## Extracted records

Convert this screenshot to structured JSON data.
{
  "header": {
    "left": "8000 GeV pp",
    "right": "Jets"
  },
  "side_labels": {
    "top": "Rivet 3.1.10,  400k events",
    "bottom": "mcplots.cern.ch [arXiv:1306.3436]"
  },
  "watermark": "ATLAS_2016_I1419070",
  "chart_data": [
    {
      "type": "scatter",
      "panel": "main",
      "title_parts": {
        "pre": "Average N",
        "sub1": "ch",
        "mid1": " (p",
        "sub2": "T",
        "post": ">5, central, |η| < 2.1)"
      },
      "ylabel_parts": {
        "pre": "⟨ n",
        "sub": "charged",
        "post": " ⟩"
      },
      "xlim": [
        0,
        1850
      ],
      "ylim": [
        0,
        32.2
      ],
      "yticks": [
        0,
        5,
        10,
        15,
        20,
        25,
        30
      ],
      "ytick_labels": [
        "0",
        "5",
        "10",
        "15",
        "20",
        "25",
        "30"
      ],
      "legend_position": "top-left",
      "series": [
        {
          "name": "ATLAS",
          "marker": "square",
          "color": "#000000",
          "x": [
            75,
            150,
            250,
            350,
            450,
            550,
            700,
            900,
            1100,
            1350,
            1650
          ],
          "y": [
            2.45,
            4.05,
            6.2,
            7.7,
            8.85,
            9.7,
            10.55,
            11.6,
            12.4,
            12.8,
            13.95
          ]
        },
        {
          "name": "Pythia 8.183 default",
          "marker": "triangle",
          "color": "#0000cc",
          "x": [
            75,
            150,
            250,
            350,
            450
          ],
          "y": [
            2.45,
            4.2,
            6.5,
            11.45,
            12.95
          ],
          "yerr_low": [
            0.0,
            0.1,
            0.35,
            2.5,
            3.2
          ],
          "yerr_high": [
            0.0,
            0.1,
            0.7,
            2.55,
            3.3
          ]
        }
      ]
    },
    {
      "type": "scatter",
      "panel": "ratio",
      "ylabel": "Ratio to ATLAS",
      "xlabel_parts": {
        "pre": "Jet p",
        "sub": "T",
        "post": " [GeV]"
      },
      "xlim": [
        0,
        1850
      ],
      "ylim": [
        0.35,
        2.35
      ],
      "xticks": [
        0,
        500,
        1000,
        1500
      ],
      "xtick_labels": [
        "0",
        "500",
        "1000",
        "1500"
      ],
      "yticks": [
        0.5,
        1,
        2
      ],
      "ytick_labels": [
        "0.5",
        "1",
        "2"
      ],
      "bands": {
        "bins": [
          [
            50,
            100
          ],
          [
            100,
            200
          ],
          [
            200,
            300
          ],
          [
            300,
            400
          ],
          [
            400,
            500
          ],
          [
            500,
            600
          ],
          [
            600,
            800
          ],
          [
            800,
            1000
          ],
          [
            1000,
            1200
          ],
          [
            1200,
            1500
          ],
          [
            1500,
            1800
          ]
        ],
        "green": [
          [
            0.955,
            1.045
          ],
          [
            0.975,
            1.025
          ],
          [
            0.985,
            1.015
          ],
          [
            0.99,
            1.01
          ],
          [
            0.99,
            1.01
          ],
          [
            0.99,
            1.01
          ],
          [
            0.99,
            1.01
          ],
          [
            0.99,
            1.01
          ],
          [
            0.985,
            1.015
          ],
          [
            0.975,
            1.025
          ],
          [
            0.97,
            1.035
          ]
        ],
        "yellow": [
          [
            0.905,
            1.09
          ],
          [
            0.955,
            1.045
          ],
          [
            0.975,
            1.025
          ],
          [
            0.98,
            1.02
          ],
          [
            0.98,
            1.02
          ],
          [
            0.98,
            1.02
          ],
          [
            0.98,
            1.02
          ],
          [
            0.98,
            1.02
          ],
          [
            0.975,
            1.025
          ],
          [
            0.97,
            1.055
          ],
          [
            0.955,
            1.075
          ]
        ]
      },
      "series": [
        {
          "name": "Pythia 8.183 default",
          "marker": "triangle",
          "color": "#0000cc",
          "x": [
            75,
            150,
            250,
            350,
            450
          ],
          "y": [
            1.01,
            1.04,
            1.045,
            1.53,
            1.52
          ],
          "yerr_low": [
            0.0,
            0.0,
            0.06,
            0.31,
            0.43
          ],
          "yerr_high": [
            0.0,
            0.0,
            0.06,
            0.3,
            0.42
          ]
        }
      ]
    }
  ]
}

## WORK REQUIRED
Give back each line above precisely as it stands.

## EXERCISE ANSWER
Convert this screenshot to structured JSON data.
{
  "header": {
    "left": "8000 GeV pp",
    "right": "Jets"
  },
  "side_labels": {
    "top": "Rivet 3.1.10,  400k events",
    "bottom": "mcplots.cern.ch [arXiv:1306.3436]"
  },
  "watermark": "ATLAS_2016_I1419070",
  "chart_data": [
    {
      "type": "scatter",
      "panel": "main",
      "title_parts": {
        "pre": "Average N",
        "sub1": "ch",
        "mid1": " (p",
        "sub2": "T",
        "post": ">5, central, |η| < 2.1)"
      },
      "ylabel_parts": {
        "pre": "⟨ n",
        "sub": "charged",
        "post": " ⟩"
      },
      "xlim": [
        0,
        1850
      ],
      "ylim": [
        0,
        32.2
      ],
      "yticks": [
        0,
        5,
        10,
        15,
        20,
        25,
        30
      ],
      "ytick_labels": [
        "0",
        "5",
        "10",
        "15",
        "20",
        "25",
        "30"
      ],
      "legend_position": "top-left",
      "series": [
        {
          "name": "ATLAS",
          "marker": "square",
          "color": "#000000",
          "x": [
            75,
            150,
            250,
            350,
            450,
            550,
            700,
            900,
            1100,
            1350,
            1650
          ],
          "y": [
            2.45,
            4.05,
            6.2,
            7.7,
            8.85,
            9.7,
            10.55,
            11.6,
            12.4,
            12.8,
            13.95
          ]
        },
        {
          "name": "Pythia 8.183 default",
          "marker": "triangle",
          "color": "#0000cc",
          "x": [
            75,
            150,
            250,
            350,
            450
          ],
          "y": [
            2.45,
            4.2,
            6.5,
            11.45,
            12.95
          ],
          "yerr_low": [
            0.0,
            0.1,
            0.35,
            2.5,
            3.2
          ],
          "yerr_high": [
            0.0,
            0.1,
            0.7,
            2.55,
            3.3
          ]
        }
      ]
    },
    {
      "type": "scatter",
      "panel": "ratio",
      "ylabel": "Ratio to ATLAS",
      "xlabel_parts": {
        "pre": "Jet p",
        "sub": "T",
        "post": " [GeV]"
      },
      "xlim": [
        0,
        1850
      ],
      "ylim": [
        0.35,
        2.35
      ],
      "xticks": [
        0,
        500,
        1000,
        1500
      ],
      "xtick_labels": [
        "0",
        "500",
        "1000",
        "1500"
      ],
      "yticks": [
        0.5,
        1,
        2
      ],
      "ytick_labels": [
        "0.5",
        "1",
        "2"
      ],
      "bands": {
        "bins": [
          [
            50,
            100
          ],
          [
            100,
            200
          ],
          [
            200,
            300
          ],
          [
            300,
            400
          ],
          [
            400,
            500
          ],
          [
            500,
            600
          ],
          [
            600,
            800
          ],
          [
            800,
            1000
          ],
          [
            1000,
            1200
          ],
          [
            1200,
            1500
          ],
          [
            1500,
            1800
          ]
        ],
        "green": [
          [
            0.955,
            1.045
          ],
          [
            0.975,
            1.025
          ],
          [
            0.985,
            1.015
          ],
          [
            0.99,
            1.01
          ],
          [
            0.99,
            1.01
          ],
          [
            0.99,
            1.01
          ],
          [
            0.99,
            1.01
          ],
          [
            0.99,
            1.01
          ],
          [
            0.985,
            1.015
          ],
          [
            0.975,
            1.025
          ],
          [
            0.97,
            1.035
          ]
        ],
        "yellow": [
          [
            0.905,
            1.09
          ],
          [
            0.955,
            1.045
          ],
          [
            0.975,
            1.025
          ],
          [
            0.98,
            1.02
          ],
          [
            0.98,
            1.02
          ],
          [
            0.98,
            1.02
          ],
          [
            0.98,
            1.02
          ],
          [
            0.98,
            1.02
          ],
          [
            0.975,
            1.025
          ],
          [
            0.97,
            1.055
          ],
          [
            0.955,
            1.075
          ]
        ]
      },
      "series": [
        {
          "name": "Pythia 8.183 default",
          "marker": "triangle",
          "color": "#0000cc",
          "x": [
            75,
            150,
            250,
            350,
            450
          ],
          "y": [
            1.01,
            1.04,
            1.045,
            1.53,
            1.52
          ],
          "yerr_low": [
            0.0,
            0.0,
            0.06,
            0.31,
            0.43
          ],
          "yerr_high": [
            0.0,
            0.0,
            0.06,
            0.3,
            0.42
          ]
        }
      ]
    }
  ]
}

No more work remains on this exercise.